=== MATERIAL TO PROCESS ===
--------
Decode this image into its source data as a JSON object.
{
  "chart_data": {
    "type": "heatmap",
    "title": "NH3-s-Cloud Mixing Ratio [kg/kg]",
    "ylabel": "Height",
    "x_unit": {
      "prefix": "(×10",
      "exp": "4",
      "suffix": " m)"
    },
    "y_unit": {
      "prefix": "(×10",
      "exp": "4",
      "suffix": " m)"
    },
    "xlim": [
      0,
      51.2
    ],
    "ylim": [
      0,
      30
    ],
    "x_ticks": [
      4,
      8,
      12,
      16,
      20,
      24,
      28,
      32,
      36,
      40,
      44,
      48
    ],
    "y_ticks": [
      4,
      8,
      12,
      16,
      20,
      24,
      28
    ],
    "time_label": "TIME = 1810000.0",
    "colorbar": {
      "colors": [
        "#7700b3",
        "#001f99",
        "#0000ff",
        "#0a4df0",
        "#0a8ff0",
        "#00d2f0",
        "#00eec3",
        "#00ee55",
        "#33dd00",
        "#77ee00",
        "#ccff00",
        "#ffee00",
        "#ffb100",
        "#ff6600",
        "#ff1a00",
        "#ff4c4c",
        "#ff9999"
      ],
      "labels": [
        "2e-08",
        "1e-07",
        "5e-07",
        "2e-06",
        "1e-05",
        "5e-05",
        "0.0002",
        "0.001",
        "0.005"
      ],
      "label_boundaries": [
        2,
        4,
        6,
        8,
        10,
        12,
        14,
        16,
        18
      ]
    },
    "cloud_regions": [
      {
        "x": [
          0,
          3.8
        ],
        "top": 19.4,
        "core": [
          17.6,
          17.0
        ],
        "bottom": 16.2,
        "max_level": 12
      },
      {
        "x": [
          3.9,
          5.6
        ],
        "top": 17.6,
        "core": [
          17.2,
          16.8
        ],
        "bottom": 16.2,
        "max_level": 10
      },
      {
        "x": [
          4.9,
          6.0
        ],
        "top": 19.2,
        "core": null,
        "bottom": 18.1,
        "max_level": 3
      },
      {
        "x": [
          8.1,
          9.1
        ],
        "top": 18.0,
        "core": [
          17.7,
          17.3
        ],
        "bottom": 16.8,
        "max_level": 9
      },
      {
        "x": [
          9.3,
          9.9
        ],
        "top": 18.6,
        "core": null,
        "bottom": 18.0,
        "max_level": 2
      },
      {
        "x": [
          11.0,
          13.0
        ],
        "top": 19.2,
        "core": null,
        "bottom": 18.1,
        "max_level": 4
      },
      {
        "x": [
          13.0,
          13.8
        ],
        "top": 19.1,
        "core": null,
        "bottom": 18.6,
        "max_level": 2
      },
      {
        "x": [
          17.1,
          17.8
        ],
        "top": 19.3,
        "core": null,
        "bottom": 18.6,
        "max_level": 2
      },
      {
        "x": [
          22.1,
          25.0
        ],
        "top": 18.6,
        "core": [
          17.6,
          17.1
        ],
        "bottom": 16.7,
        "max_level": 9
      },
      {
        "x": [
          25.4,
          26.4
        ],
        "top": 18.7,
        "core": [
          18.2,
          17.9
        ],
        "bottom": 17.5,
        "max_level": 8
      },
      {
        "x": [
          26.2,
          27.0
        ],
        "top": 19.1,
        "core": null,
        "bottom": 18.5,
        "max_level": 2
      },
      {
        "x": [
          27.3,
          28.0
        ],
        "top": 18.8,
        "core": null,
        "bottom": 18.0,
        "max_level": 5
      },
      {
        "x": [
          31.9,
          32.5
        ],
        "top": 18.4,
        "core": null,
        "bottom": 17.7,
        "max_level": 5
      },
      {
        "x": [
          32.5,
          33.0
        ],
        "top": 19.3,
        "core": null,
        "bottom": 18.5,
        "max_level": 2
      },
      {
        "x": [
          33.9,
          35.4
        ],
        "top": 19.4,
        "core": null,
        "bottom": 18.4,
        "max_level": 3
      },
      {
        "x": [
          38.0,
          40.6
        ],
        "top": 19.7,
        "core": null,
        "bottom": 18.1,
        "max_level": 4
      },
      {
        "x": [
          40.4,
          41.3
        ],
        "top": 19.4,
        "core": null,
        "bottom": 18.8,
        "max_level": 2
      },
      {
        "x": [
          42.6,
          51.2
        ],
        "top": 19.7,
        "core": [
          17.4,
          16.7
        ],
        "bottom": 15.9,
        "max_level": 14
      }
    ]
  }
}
--------
=== THE TASK ===
From the first line to the last, retype the data exactly.

=== THE OUTPUT ===
Decode this image into its source data as a JSON object.
{
  "chart_data": {
    "type": "heatmap",
    "title": "NH3-s-Cloud Mixing Ratio [kg/kg]",
    "ylabel": "Height",
    "x_unit": {
      "prefix": "(×10",
      "exp": "4",
      "suffix": " m)"
    },
    "y_unit": {
      "prefix": "(×10",
      "exp": "4",
      "suffix": " m)"
    },
    "xlim": [
      0,
      51.2
    ],
    "ylim": [
      0,
      30
    ],
    "x_ticks": [
      4,
      8,
      12,
      16,
      20,
      24,
      28,
      32,
      36,
      40,
      44,
      48
    ],
    "y_ticks": [
      4,
      8,
      12,
      16,
      20,
      24,
      28
    ],
    "time_label": "TIME = 1810000.0",
    "colorbar": {
      "colors": [
        "#7700b3",
        "#001f99",
        "#0000ff",
        "#0a4df0",
        "#0a8ff0",
        "#00d2f0",
        "#00eec3",
        "#00ee55",
        "#33dd00",
        "#77ee00",
        "#ccff00",
        "#ffee00",
        "#ffb100",
        "#ff6600",
        "#ff1a00",
        "#ff4c4c",
        "#ff9999"
      ],
      "labels": [
        "2e-08",
        "1e-07",
        "5e-07",
        "2e-06",
        "1e-05",
        "5e-05",
        "0.0002",
        "0.001",
        "0.005"
      ],
      "label_boundaries": [
        2,
        4,
        6,
        8,
        10,
        12,
        14,
        16,
        18
      ]
    },
    "cloud_regions": [
      {
        "x": [
          0,
          3.8
        ],
        "top": 19.4,
        "core": [
          17.6,
          17.0
        ],
        "bottom": 16.2,
        "max_level": 12
      },
      {
        "x": [
          3.9,
          5.6
        ],
        "top": 17.6,
        "core": [
          17.2,
          16.8
        ],
        "bottom": 16.2,
        "max_level": 10
      },
      {
        "x": [
          4.9,
          6.0
        ],
        "top": 19.2,
        "core": null,
        "bottom": 18.1,
        "max_level": 3
      },
      {
        "x": [
          8.1,
          9.1
        ],
        "top": 18.0,
        "core": [
          17.7,
          17.3
        ],
        "bottom": 16.8,
        "max_level": 9
      },
      {
        "x": [
          9.3,
          9.9
        ],
        "top": 18.6,
        "core": null,
        "bottom": 18.0,
        "max_level": 2
      },
      {
        "x": [
          11.0,
          13.0
        ],
        "top": 19.2,
        "core": null,
        "bottom": 18.1,
        "max_level": 4
      },
      {
        "x": [
          13.0,
          13.8
        ],
        "top": 19.1,
        "core": null,
        "bottom": 18.6,
        "max_level": 2
      },
      {
        "x": [
          17.1,
          17.8
        ],
        "top": 19.3,
        "core": null,
        "bottom": 18.6,
        "max_level": 2
      },
      {
        "x": [
          22.1,
          25.0
        ],
        "top": 18.6,
        "core": [
          17.6,
          17.1
        ],
        "bottom": 16.7,
        "max_level": 9
      },
      {
        "x": [
          25.4,
          26.4
        ],
        "top": 18.7,
        "core": [
          18.2,
          17.9
        ],
        "bottom": 17.5,
        "max_level": 8
      },
      {
        "x": [
          26.2,
          27.0
        ],
        "top": 19.1,
        "core": null,
        "bottom": 18.5,
        "max_level": 2
      },
      {
        "x": [
          27.3,
          28.0
        ],
        "top": 18.8,
        "core": null,
        "bottom": 18.0,
        "max_level": 5
      },
      {
        "x": [
          31.9,
          32.5
        ],
        "top": 18.4,
        "core": null,
        "bottom": 17.7,
        "max_level": 5
      },
      {
        "x": [
          32.5,
          33.0
        ],
        "top": 19.3,
        "core": null,
        "bottom": 18.5,
        "max_level": 2
      },
      {
        "x": [
          33.9,
          35.4
        ],
        "top": 19.4,
        "core": null,
        "bottom": 18.4,
        "max_level": 3
      },
      {
        "x": [
          38.0,
          40.6
        ],
        "top": 19.7,
        "core": null,
        "bottom": 18.1,
        "max_level": 4
      },
      {
        "x": [
          40.4,
          41.3
        ],
        "top": 19.4,
        "core": null,
        "bottom": 18.8,
        "max_level": 2
      },
      {
        "x": [
          42.6,
          51.2
        ],
        "top": 19.7,
        "core": [
          17.4,
          16.7
        ],
        "bottom": 15.9,
        "max_level": 14
      }
    ]
  }
}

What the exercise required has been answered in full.